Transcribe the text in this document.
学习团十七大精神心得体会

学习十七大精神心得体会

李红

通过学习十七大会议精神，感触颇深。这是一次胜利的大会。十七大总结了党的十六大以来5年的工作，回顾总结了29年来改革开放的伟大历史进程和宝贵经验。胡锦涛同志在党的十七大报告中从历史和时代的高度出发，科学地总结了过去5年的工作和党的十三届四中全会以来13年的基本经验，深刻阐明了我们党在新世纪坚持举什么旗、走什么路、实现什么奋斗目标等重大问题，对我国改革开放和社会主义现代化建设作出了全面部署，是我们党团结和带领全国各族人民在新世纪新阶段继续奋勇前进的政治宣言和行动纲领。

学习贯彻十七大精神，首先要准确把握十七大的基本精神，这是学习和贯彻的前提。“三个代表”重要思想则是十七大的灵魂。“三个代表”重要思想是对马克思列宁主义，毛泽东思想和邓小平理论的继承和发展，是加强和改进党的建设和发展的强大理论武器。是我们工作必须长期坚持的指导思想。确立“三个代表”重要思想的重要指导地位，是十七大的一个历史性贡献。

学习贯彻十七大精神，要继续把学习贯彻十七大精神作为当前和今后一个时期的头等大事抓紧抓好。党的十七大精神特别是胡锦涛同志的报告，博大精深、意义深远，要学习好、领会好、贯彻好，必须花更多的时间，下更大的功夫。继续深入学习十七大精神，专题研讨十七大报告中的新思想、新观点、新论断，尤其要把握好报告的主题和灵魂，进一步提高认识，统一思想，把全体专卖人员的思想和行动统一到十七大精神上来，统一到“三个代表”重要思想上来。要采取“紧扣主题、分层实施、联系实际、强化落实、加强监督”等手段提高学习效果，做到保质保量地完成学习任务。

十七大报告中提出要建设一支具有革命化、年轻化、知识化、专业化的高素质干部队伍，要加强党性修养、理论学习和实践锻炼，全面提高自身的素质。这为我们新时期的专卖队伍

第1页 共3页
-*-
> **WORK TO BE COMPLETED**: Repeat the entries shown above, every one, word for word.

> **RESULT FOR THIS EXERCISE**:
Transcribe the text in this document.
学习团十七大精神心得体会

学习十七大精神心得体会

李红

通过学习十七大会议精神，感触颇深。这是一次胜利的大会。十七大总结了党的十六大以来5年的工作，回顾总结了29年来改革开放的伟大历史进程和宝贵经验。胡锦涛同志在党的十七大报告中从历史和时代的高度出发，科学地总结了过去5年的工作和党的十三届四中全会以来13年的基本经验，深刻阐明了我们党在新世纪坚持举什么旗、走什么路、实现什么奋斗目标等重大问题，对我国改革开放和社会主义现代化建设作出了全面部署，是我们党团结和带领全国各族人民在新世纪新阶段继续奋勇前进的政治宣言和行动纲领。

学习贯彻十七大精神，首先要准确把握十七大的基本精神，这是学习和贯彻的前提。“三个代表”重要思想则是十七大的灵魂。“三个代表”重要思想是对马克思列宁主义，毛泽东思想和邓小平理论的继承和发展，是加强和改进党的建设和发展的强大理论武器。是我们工作必须长期坚持的指导思想。确立“三个代表”重要思想的重要指导地位，是十七大的一个历史性贡献。

学习贯彻十七大精神，要继续把学习贯彻十七大精神作为当前和今后一个时期的头等大事抓紧抓好。党的十七大精神特别是胡锦涛同志的报告，博大精深、意义深远，要学习好、领会好、贯彻好，必须花更多的时间，下更大的功夫。继续深入学习十七大精神，专题研讨十七大报告中的新思想、新观点、新论断，尤其要把握好报告的主题和灵魂，进一步提高认识，统一思想，把全体专卖人员的思想和行动统一到十七大精神上来，统一到“三个代表”重要思想上来。要采取“紧扣主题、分层实施、联系实际、强化落实、加强监督”等手段提高学习效果，做到保质保量地完成学习任务。

十七大报告中提出要建设一支具有革命化、年轻化、知识化、专业化的高素质干部队伍，要加强党性修养、理论学习和实践锻炼，全面提高自身的素质。这为我们新时期的专卖队伍

第1页 共3页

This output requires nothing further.